> [Entries provided]

----------------

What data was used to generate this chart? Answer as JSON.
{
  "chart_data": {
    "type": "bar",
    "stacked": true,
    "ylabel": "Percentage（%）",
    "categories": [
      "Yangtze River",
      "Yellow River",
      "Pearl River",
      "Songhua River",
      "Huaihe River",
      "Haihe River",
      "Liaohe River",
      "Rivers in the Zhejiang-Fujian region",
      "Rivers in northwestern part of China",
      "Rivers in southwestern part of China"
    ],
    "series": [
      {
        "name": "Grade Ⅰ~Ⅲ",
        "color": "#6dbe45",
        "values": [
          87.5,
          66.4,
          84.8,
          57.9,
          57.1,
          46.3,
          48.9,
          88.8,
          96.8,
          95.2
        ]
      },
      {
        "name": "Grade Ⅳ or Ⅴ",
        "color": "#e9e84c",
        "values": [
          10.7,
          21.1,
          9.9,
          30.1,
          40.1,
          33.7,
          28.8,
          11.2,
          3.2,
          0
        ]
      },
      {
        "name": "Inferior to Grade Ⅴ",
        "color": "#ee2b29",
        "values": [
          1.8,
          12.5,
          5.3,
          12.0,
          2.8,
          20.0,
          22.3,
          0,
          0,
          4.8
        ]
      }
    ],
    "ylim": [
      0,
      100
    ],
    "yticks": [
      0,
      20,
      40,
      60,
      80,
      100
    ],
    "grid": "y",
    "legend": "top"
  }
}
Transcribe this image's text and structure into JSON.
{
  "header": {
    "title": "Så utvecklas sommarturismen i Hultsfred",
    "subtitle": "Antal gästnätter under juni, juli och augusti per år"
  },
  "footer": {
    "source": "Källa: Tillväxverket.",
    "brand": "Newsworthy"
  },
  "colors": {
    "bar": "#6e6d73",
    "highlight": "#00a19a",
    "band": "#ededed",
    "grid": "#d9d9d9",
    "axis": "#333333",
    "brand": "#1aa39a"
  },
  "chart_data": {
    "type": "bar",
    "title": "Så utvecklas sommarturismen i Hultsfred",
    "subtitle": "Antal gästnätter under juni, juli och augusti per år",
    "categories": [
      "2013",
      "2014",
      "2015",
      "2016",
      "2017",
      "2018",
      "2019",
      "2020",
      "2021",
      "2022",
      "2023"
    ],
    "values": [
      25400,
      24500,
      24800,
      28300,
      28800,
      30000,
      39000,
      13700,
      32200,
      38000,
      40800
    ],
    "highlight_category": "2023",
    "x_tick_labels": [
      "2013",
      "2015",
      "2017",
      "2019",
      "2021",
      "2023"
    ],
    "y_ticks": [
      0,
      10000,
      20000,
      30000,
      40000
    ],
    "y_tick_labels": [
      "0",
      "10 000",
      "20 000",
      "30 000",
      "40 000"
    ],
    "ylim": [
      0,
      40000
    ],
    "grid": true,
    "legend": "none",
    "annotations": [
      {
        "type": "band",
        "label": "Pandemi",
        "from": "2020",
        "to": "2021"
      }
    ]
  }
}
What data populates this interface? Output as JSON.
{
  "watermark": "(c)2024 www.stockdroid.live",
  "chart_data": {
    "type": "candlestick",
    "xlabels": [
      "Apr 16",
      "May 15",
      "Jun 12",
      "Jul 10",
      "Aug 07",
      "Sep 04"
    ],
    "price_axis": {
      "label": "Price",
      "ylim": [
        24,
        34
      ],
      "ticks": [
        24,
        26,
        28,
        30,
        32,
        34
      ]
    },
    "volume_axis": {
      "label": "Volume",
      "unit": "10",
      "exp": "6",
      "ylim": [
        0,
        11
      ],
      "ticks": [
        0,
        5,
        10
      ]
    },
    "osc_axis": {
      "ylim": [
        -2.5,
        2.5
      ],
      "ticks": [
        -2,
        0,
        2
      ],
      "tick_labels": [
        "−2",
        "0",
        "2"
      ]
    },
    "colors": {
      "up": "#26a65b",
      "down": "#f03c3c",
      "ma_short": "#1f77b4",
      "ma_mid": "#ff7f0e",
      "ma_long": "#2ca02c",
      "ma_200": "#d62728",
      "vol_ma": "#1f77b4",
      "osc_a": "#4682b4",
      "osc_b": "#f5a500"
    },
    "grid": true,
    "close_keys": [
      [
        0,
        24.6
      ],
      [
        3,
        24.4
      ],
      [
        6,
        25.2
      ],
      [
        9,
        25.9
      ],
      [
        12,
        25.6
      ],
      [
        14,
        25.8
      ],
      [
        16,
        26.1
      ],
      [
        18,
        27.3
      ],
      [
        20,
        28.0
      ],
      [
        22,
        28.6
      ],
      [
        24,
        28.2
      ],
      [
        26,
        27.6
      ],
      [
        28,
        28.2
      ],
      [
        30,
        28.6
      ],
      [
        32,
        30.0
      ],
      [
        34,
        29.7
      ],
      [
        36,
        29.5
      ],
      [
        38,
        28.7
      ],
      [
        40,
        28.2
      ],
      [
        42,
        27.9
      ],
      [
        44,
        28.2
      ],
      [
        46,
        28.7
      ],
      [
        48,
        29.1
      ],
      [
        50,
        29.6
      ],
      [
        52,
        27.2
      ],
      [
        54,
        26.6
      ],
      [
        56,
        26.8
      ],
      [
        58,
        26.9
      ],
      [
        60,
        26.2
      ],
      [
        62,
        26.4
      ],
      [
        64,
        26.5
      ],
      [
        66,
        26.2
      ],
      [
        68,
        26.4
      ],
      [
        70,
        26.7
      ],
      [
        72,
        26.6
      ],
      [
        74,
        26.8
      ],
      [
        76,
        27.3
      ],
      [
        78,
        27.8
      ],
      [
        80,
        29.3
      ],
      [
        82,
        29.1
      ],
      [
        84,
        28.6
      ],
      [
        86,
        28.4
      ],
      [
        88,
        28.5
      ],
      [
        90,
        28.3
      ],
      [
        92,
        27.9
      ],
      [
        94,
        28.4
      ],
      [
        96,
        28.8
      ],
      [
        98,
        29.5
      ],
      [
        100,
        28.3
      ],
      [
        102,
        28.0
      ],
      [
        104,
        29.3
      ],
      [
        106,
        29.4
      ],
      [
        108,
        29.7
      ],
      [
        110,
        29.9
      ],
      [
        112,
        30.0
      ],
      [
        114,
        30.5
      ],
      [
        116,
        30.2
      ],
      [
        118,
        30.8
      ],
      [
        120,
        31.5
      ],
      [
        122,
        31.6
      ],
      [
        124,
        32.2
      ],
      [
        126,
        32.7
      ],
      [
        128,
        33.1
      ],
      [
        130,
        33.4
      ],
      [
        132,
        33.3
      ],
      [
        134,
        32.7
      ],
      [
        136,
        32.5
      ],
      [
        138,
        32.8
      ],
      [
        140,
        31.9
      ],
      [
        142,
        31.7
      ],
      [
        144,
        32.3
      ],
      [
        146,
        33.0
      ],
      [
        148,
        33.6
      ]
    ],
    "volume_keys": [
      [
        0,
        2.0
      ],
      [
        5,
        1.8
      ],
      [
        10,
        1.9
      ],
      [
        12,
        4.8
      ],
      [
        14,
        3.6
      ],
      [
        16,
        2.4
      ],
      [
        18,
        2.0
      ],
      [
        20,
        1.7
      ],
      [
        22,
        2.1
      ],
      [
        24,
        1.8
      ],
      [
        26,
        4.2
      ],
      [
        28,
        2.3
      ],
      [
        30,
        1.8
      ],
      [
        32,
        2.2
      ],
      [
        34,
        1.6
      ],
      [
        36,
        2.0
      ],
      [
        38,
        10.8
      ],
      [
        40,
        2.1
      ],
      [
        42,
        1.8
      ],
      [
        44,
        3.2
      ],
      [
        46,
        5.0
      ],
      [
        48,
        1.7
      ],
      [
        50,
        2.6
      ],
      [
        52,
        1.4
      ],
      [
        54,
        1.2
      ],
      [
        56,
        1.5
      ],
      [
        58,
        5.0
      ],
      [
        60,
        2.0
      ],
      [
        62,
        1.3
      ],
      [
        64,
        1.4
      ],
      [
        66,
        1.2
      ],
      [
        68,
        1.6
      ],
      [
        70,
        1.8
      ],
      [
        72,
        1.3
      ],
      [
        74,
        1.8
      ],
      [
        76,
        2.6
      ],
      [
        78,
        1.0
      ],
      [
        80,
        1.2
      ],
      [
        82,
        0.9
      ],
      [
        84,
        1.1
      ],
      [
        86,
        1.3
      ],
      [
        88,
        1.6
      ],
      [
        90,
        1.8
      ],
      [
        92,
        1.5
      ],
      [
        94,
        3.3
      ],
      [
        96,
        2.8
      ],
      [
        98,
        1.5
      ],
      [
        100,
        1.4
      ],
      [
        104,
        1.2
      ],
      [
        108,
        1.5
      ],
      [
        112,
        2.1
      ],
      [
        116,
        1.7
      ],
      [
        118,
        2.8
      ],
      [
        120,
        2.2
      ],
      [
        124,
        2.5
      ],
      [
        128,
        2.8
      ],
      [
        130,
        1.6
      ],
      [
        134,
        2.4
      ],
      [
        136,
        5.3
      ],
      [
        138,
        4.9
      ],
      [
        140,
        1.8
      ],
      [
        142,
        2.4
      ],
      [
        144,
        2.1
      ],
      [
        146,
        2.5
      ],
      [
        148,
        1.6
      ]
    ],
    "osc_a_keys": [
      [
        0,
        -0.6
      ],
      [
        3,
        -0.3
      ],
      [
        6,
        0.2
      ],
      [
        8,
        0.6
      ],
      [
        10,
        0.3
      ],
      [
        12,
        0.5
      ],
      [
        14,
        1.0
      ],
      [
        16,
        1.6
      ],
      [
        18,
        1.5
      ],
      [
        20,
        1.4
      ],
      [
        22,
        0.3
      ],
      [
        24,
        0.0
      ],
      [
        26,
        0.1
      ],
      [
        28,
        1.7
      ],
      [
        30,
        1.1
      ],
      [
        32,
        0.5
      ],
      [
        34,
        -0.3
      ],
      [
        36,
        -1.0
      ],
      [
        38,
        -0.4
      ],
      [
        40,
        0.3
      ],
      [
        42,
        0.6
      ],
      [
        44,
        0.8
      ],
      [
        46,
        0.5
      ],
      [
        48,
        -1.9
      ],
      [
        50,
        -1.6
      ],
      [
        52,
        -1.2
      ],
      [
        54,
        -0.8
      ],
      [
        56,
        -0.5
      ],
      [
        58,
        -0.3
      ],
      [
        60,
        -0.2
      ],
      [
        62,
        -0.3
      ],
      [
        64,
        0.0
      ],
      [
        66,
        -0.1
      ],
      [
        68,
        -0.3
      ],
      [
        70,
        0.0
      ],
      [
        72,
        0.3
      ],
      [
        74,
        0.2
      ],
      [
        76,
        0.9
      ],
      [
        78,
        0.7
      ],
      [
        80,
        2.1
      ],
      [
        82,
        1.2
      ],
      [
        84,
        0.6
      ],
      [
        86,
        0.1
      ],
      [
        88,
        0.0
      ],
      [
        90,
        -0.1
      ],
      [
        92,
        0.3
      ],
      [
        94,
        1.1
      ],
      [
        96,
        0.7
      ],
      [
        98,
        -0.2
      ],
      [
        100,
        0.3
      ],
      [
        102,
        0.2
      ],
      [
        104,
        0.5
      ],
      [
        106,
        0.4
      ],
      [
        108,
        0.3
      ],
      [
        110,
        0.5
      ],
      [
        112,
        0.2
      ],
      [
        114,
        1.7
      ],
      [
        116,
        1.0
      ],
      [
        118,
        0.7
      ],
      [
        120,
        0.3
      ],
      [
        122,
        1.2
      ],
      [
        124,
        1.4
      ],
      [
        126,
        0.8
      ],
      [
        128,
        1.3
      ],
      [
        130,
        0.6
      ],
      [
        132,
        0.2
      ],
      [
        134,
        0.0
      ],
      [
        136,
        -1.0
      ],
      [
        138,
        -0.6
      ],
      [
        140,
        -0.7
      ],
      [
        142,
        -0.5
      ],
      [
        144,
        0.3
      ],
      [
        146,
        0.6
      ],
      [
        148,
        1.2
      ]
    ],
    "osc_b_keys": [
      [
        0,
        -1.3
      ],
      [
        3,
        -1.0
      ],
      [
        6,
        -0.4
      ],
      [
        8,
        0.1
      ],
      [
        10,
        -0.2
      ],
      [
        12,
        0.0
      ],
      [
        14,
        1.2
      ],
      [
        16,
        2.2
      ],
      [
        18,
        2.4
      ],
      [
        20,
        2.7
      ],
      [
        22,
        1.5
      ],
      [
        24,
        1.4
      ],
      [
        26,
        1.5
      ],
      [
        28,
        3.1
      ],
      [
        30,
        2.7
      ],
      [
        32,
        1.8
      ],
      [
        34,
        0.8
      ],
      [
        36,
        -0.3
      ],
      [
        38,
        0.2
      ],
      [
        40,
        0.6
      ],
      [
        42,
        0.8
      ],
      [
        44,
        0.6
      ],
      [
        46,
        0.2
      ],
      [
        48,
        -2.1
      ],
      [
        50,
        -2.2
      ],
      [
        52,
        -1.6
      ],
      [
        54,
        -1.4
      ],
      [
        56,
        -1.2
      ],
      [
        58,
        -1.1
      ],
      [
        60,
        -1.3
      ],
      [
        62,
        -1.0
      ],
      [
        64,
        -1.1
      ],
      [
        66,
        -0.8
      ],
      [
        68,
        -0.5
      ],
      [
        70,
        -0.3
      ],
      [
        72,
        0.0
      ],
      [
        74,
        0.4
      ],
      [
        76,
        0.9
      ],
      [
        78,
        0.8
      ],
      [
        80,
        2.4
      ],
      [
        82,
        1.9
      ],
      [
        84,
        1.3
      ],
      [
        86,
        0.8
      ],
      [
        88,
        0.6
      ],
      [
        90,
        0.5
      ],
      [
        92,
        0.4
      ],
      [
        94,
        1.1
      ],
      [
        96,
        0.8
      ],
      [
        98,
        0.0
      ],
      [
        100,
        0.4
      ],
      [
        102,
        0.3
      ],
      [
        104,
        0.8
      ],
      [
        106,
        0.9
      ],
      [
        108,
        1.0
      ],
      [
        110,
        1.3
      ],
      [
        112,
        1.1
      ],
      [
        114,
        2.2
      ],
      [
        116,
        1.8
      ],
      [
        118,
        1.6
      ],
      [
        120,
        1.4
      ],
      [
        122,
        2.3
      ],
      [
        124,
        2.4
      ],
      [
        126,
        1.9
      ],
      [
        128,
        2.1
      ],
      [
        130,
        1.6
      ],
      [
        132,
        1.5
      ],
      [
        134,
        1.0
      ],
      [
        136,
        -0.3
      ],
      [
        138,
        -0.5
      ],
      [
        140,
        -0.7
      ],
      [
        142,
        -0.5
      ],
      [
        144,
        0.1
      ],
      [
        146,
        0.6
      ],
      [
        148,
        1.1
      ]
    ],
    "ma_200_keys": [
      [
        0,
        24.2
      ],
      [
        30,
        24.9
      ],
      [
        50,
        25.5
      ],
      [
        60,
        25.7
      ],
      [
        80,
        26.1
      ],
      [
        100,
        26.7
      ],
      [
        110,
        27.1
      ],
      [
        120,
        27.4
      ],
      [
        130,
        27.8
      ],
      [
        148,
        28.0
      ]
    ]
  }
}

----------------

Above are the records. Identify each line that contains the word "this".

> [Full answer]
What data was used to generate this chart? Answer as JSON.
Transcribe this image's text and structure into JSON.
What data populates this interface? Output as JSON.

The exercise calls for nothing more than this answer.